Data excerpts:
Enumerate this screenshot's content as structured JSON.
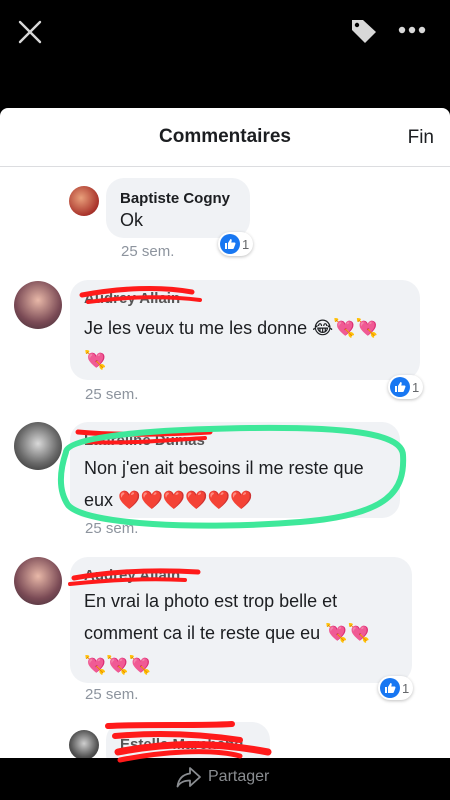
{
  "header": {
    "title": "Commentaires",
    "done_label": "Fin"
  },
  "comments": [
    {
      "name": "Baptiste Cogny",
      "text": "Ok",
      "time": "25 sem.",
      "likes": "1"
    },
    {
      "name": "Audrey Allain",
      "text": "Je les veux tu me les donne",
      "emojis": [
        "😂",
        "💘",
        "💘",
        "💘"
      ],
      "time": "25 sem.",
      "likes": "1"
    },
    {
      "name": "Lauréline Dumas",
      "text": "Non j'en ait besoins il me reste que",
      "text2": "eux",
      "emojis": [
        "❤️",
        "❤️",
        "❤️",
        "❤️",
        "❤️",
        "❤️"
      ],
      "time": "25 sem."
    },
    {
      "name": "Audrey Allain",
      "text": "En vrai la photo est trop belle et",
      "text2": "comment ca il te reste que eu",
      "emojis": [
        "💘",
        "💘"
      ],
      "emojis2": [
        "💘",
        "💘",
        "💘"
      ],
      "time": "25 sem.",
      "likes": "1"
    },
    {
      "name": "Estelle Marchand"
    }
  ],
  "bottom": {
    "share_label": "Partager"
  },
  "colors": {
    "like_blue": "#1877f2",
    "highlight_green": "#3ee89a",
    "redact_red": "#ff1a1a"
  },
  "icons": [
    "close-icon",
    "tag-icon",
    "more-icon",
    "like-icon",
    "share-icon"
  ]
}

> **Problem statement**
Quote the data above in full and without alteration; skip the pictures.

> **Answer below**
Enumerate this screenshot's content as structured JSON.
{
  "header": {
    "title": "Commentaires",
    "done_label": "Fin"
  },
  "comments": [
    {
      "name": "Baptiste Cogny",
      "text": "Ok",
      "time": "25 sem.",
      "likes": "1"
    },
    {
      "name": "Audrey Allain",
      "text": "Je les veux tu me les donne",
      "emojis": [
        "😂",
        "💘",
        "💘",
        "💘"
      ],
      "time": "25 sem.",
      "likes": "1"
    },
    {
      "name": "Lauréline Dumas",
      "text": "Non j'en ait besoins il me reste que",
      "text2": "eux",
      "emojis": [
        "❤️",
        "❤️",
        "❤️",
        "❤️",
        "❤️",
        "❤️"
      ],
      "time": "25 sem."
    },
    {
      "name": "Audrey Allain",
      "text": "En vrai la photo est trop belle et",
      "text2": "comment ca il te reste que eu",
      "emojis": [
        "💘",
        "💘"
      ],
      "emojis2": [
        "💘",
        "💘",
        "💘"
      ],
      "time": "25 sem.",
      "likes": "1"
    },
    {
      "name": "Estelle Marchand"
    }
  ],
  "bottom": {
    "share_label": "Partager"
  },
  "colors": {
    "like_blue": "#1877f2",
    "highlight_green": "#3ee89a",
    "redact_red": "#ff1a1a"
  },
  "icons": [
    "close-icon",
    "tag-icon",
    "more-icon",
    "like-icon",
    "share-icon"
  ]
}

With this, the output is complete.